# Problem requirements
Copy each line of the entries that contains the word "July".

# Stored rows
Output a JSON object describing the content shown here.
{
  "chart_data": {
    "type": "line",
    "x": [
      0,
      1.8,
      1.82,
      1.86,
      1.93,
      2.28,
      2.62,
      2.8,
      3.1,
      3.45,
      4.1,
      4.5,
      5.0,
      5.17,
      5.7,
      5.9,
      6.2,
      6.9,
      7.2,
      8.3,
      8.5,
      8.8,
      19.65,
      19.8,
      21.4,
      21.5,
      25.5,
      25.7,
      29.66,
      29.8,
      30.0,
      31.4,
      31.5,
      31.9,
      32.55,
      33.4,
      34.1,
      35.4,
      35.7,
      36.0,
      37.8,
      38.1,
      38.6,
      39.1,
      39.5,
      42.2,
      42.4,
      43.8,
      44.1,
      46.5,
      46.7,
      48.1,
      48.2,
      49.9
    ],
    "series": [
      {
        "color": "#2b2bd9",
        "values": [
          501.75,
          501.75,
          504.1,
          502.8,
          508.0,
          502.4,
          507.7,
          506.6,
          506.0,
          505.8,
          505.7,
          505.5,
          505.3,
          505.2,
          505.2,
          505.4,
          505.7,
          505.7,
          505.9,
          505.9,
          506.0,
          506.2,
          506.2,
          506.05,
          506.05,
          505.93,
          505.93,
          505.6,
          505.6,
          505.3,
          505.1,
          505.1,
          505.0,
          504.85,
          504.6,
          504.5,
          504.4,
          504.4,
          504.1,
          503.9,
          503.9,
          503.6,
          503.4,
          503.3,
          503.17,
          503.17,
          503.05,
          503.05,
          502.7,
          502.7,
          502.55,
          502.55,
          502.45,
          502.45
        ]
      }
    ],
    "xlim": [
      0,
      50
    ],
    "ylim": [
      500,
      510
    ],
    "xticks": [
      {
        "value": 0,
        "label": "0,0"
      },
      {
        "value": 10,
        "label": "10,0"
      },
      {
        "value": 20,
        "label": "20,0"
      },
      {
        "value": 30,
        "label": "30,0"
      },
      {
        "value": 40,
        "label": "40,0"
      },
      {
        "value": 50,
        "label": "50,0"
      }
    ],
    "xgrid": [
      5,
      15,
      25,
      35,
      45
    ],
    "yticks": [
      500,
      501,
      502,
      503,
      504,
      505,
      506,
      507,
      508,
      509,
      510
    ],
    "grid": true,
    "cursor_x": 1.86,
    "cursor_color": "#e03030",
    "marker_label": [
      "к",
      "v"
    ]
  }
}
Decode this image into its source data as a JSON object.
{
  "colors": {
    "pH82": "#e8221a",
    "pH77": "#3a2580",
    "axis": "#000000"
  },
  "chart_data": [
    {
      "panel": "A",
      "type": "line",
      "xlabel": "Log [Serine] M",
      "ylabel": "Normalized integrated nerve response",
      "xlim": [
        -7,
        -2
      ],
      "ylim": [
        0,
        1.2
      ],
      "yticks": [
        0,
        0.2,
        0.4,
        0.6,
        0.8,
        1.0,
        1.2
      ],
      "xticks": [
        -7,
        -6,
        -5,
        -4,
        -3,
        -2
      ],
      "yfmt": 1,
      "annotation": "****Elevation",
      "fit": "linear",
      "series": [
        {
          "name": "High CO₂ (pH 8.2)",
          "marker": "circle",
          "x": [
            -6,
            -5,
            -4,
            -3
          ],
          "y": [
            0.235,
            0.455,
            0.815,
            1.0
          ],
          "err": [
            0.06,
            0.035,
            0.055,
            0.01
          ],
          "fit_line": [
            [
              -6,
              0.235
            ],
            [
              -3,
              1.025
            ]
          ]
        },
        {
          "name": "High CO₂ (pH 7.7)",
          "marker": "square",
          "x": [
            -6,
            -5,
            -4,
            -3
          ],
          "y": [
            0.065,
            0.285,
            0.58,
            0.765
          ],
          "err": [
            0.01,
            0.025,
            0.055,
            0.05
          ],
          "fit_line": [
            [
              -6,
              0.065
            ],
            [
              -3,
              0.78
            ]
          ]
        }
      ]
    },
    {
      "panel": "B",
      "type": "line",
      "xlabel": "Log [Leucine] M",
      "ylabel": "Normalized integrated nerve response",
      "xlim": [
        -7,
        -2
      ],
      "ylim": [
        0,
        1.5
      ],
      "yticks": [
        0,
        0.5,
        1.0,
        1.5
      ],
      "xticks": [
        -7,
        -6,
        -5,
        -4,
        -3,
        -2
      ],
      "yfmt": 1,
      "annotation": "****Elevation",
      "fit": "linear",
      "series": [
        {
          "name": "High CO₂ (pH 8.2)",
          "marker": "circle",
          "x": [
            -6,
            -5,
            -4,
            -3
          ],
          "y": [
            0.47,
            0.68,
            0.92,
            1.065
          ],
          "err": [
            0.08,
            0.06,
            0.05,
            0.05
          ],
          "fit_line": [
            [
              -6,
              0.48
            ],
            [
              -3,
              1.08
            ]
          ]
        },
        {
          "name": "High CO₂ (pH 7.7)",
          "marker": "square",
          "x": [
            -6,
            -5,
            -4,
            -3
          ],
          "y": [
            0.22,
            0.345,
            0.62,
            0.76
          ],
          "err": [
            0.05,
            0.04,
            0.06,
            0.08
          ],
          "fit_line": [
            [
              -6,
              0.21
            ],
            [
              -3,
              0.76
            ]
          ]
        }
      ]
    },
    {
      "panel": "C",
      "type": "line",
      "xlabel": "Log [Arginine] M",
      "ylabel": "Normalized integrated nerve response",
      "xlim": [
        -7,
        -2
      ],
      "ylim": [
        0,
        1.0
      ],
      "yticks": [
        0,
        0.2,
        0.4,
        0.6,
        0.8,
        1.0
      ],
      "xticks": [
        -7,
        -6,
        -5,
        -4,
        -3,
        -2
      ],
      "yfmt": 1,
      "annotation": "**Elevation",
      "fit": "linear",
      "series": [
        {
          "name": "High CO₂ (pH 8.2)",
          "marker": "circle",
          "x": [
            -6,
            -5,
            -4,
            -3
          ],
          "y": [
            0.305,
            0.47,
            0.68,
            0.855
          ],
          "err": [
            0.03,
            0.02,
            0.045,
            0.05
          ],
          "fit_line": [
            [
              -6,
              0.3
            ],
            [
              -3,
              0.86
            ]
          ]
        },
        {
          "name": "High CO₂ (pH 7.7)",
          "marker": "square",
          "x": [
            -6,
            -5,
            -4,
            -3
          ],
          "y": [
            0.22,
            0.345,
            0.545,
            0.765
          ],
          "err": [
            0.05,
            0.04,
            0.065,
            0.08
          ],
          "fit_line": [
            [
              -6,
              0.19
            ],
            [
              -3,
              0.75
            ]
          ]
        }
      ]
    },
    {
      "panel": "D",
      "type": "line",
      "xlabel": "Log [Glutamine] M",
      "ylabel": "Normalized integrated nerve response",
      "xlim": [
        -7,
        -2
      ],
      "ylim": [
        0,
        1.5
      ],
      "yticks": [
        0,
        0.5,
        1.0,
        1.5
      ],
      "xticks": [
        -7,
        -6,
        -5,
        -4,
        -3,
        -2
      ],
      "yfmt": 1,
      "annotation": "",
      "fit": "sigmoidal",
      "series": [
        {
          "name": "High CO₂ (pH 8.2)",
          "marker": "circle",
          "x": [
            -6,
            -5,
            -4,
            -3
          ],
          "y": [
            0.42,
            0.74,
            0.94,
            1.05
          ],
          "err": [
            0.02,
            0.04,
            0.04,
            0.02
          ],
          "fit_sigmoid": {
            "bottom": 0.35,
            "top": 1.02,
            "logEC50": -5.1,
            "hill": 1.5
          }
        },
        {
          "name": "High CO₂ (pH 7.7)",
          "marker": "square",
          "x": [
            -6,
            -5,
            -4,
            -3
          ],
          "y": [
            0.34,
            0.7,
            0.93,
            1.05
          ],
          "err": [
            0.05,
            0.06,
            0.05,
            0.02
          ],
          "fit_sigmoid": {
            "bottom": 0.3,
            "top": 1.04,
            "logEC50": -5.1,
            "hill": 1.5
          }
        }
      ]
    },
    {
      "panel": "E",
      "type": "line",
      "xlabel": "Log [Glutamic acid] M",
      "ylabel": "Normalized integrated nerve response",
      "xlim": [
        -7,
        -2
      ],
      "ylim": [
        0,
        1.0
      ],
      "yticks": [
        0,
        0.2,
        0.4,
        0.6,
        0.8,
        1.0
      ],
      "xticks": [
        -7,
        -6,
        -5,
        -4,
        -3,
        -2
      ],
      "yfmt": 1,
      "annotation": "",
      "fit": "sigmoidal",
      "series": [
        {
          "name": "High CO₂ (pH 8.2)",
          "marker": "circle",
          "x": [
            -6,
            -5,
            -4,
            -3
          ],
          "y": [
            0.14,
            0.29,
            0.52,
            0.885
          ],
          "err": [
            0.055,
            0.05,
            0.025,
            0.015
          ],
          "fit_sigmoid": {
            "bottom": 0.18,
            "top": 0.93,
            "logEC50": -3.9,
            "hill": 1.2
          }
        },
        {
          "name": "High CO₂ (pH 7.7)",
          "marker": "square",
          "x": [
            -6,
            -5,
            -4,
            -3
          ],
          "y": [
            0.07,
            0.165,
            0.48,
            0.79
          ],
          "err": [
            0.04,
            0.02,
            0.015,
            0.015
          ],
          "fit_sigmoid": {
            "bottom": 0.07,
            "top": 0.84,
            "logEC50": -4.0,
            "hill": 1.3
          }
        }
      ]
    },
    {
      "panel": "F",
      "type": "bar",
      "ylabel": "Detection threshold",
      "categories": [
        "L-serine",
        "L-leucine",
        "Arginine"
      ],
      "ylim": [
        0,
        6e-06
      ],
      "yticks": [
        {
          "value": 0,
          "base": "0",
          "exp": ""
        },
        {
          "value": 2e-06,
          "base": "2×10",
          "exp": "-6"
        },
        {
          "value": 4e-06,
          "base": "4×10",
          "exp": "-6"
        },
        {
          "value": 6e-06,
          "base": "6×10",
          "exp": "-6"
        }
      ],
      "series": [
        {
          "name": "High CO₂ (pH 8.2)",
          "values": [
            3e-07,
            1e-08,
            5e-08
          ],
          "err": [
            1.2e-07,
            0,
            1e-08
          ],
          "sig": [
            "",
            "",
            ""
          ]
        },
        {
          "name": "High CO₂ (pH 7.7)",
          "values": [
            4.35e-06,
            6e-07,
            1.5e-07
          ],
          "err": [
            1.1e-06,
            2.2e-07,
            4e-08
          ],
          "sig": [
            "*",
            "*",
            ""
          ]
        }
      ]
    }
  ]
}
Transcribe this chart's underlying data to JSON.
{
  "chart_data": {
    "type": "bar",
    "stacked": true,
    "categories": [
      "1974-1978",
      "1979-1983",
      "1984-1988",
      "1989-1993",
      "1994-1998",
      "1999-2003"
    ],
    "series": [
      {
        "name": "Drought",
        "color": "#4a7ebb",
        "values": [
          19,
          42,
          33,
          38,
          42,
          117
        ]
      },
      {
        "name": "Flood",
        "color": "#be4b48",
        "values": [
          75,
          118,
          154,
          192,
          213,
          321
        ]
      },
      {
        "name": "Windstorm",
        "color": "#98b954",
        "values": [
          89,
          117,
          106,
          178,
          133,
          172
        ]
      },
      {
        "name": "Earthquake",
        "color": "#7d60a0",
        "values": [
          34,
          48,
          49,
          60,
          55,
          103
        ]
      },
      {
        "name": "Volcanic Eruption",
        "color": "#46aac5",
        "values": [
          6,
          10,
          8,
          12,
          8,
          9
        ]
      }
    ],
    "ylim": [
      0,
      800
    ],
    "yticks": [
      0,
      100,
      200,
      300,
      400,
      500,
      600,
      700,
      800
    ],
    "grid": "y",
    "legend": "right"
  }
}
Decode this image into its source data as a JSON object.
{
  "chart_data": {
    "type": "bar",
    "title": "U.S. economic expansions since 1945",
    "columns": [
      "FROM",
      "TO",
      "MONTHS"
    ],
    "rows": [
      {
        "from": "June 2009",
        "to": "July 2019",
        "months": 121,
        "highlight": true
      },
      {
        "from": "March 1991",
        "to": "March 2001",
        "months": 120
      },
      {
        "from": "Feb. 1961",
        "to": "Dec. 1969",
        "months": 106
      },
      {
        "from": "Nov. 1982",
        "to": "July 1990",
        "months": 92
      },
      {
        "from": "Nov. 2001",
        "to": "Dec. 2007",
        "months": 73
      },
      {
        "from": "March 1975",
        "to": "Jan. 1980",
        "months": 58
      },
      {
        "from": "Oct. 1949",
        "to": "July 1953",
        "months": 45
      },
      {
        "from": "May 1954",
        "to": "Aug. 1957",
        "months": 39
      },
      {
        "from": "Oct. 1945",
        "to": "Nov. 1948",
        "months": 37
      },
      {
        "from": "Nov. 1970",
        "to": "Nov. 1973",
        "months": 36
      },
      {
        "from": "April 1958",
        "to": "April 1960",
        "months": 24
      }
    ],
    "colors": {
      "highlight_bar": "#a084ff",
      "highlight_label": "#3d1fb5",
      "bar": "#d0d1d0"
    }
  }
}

# Task solution
        "to": "July 2019",
        "to": "July 1990",
        "to": "July 1953",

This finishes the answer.